● **Goal**
Count the lines in the data that contain the string "ecosystem". Reply with the number alone.

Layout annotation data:
|---|
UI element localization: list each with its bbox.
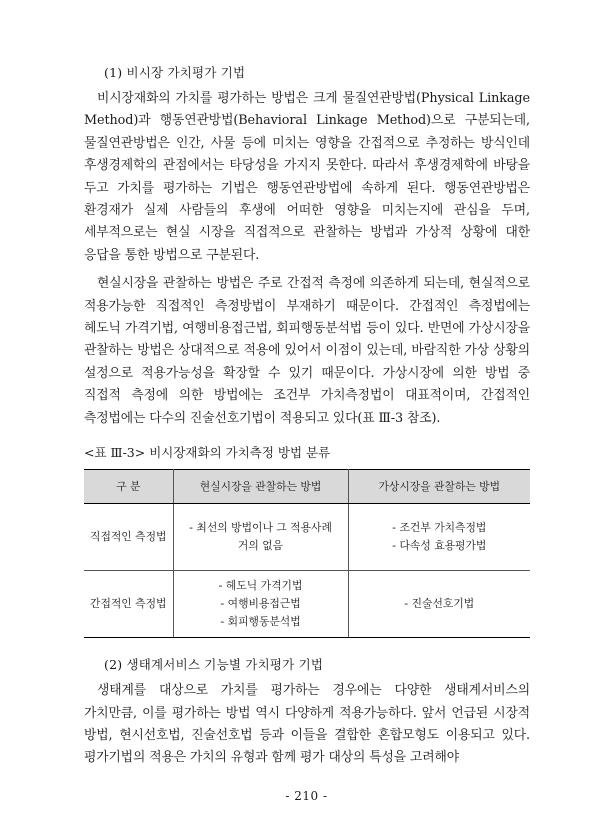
valuation-methods-table	[84, 469, 530, 638]
paragraph-linkage-methods: 비시장재화의 가치를 평가하는 방법은 크게 물질연관방법(Physical Linkage Method)과 행동연관방법(Behavioral Linkage Method)으로 구분되는데, 물질연관방법은 인간, 사물 등에 미치는 영향을 간접적으로 추정하는 방식인데 후생경제학의 관점에서는 타당성을 가지지 못한다. 따라서 후생경제학에 바탕을 두고 가치를 평가하는 기법은 행동연관방법에 속하게 된다. 행동연관방법은 환경재가 실제 사람들의 후생에 어떠한 영향을 미치는지에 관심을 두며, 세부적으로는 현실 시장을 직접적으로 관찰하는 방법과 가상적 상황에 대한 응답을 통한 방법으로 구분된다.	[84, 91, 530, 263]
cell-indirect-virtual	[348, 571, 530, 638]
header-virtual-market: 가상시장을 관찰하는 방법	[348, 470, 530, 504]
paragraph-market-observation: 현실시장을 관찰하는 방법은 주로 간접적 측정에 의존하게 되는데, 현실적으로 적용가능한 직접적인 측정방법이 부재하기 때문이다. 간접적인 측정법에는 헤도닉 가격기법, 여행비용접근법, 회피행동분석법 등이 있다. 반면에 가상시장을 관찰하는 방법은 상대적으로 적용에 있어서 이점이 있는데, 바람직한 가상 상황의 설정으로 적용가능성을 확장할 수 있기 때문이다. 가상시장에 의한 방법 중 직접적 측정에 의한 방법에는 조건부 가치측정법이 대표적이며, 간접적인 측정법에는 다수의 진술선호기법이 적용되고 있다(표 Ⅲ-3 참조).	[84, 276, 530, 426]
section-heading-nonmarket-valuation: (1) 비시장 가치평가 기법	[104, 65, 246, 80]
table-row	[84, 504, 530, 571]
table-header-row	[84, 470, 530, 504]
cell-text: 거의 없음	[237, 539, 284, 553]
cell-text: - 여행비용접근법	[220, 597, 301, 611]
row-label-indirect: 간접적인 측정법	[84, 571, 173, 638]
cell-direct-virtual	[348, 504, 530, 571]
page-number: - 210 -	[285, 789, 328, 803]
section-heading-ecosystem-valuation: (2) 생태계서비스 기능별 가치평가 기법	[104, 657, 324, 673]
paragraph-ecosystem-services: 생태계를 대상으로 가치를 평가하는 경우에는 다양한 생태계서비스의 가치만큼, 이를 평가하는 방법 역시 다양하게 적용가능하다. 앞서 언급된 시장적 방법, 현시선호법, 진술선호법 등과 이들을 결합한 혼합모형도 이용되고 있다. 평가기법의 적용은 가치의 유형과 함께 평가 대상의 특성을 고려해야	[84, 683, 530, 766]
cell-indirect-real	[173, 571, 348, 638]
header-category: 구 분	[84, 470, 173, 504]
cell-text: - 헤도닉 가격기법	[218, 579, 303, 593]
cell-direct-real	[173, 504, 348, 571]
cell-text: - 최선의 방법이나 그 적용사례	[189, 521, 332, 535]
page-body	[84, 64, 530, 770]
cell-text: - 조건부 가치측정법	[392, 521, 487, 535]
header-real-market: 현실시장을 관찰하는 방법	[173, 470, 348, 504]
row-label-direct: 직접적인 측정법	[84, 504, 173, 571]
table-row	[84, 571, 530, 638]
cell-text: - 다속성 효용평가법	[392, 539, 487, 553]
cell-text: - 진술선호기법	[404, 597, 475, 611]
table-caption: <표 Ⅲ-3> 비시장재화의 가치측정 방법 분류	[84, 445, 331, 461]
cell-text: - 회피행동분석법	[220, 615, 301, 629]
|---|
● **Solution**
2